◆ **REQUIRED TASK**
Output the material below in its entirety, exactly as given.

↓

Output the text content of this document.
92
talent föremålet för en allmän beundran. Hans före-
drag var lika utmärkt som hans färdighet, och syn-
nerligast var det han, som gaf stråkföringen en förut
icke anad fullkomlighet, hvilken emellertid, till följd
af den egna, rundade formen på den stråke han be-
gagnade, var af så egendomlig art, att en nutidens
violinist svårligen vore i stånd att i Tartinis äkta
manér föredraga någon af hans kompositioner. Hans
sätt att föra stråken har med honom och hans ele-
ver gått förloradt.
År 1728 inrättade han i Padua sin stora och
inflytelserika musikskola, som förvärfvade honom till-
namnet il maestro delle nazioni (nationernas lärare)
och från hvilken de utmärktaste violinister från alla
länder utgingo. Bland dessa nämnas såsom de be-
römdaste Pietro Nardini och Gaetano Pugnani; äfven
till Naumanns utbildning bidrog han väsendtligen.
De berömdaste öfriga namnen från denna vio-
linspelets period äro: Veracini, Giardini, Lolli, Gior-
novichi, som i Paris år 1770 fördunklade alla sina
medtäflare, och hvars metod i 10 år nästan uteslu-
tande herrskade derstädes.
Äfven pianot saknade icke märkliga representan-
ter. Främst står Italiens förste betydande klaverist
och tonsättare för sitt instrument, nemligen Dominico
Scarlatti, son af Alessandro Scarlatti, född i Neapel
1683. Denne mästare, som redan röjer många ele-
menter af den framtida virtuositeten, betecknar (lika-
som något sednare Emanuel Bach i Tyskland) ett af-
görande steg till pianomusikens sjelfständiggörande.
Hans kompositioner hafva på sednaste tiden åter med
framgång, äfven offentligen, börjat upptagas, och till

↑

◆ **TASK RESPONSE**
Output the text content of this document.
92
talent föremålet för en allmän beundran. Hans före-
drag var lika utmärkt som hans färdighet, och syn-
nerligast var det han, som gaf stråkföringen en förut
icke anad fullkomlighet, hvilken emellertid, till följd
af den egna, rundade formen på den stråke han be-
gagnade, var af så egendomlig art, att en nutidens
violinist svårligen vore i stånd att i Tartinis äkta
manér föredraga någon af hans kompositioner. Hans
sätt att föra stråken har med honom och hans ele-
ver gått förloradt.
År 1728 inrättade han i Padua sin stora och
inflytelserika musikskola, som förvärfvade honom till-
namnet il maestro delle nazioni (nationernas lärare)
och från hvilken de utmärktaste violinister från alla
länder utgingo. Bland dessa nämnas såsom de be-
römdaste Pietro Nardini och Gaetano Pugnani; äfven
till Naumanns utbildning bidrog han väsendtligen.
De berömdaste öfriga namnen från denna vio-
linspelets period äro: Veracini, Giardini, Lolli, Gior-
novichi, som i Paris år 1770 fördunklade alla sina
medtäflare, och hvars metod i 10 år nästan uteslu-
tande herrskade derstädes.
Äfven pianot saknade icke märkliga representan-
ter. Främst står Italiens förste betydande klaverist
och tonsättare för sitt instrument, nemligen Dominico
Scarlatti, son af Alessandro Scarlatti, född i Neapel
1683. Denne mästare, som redan röjer många ele-
menter af den framtida virtuositeten, betecknar (lika-
som något sednare Emanuel Bach i Tyskland) ett af-
görande steg till pianomusikens sjelfständiggörande.
Hans kompositioner hafva på sednaste tiden åter med
framgång, äfven offentligen, börjat upptagas, och till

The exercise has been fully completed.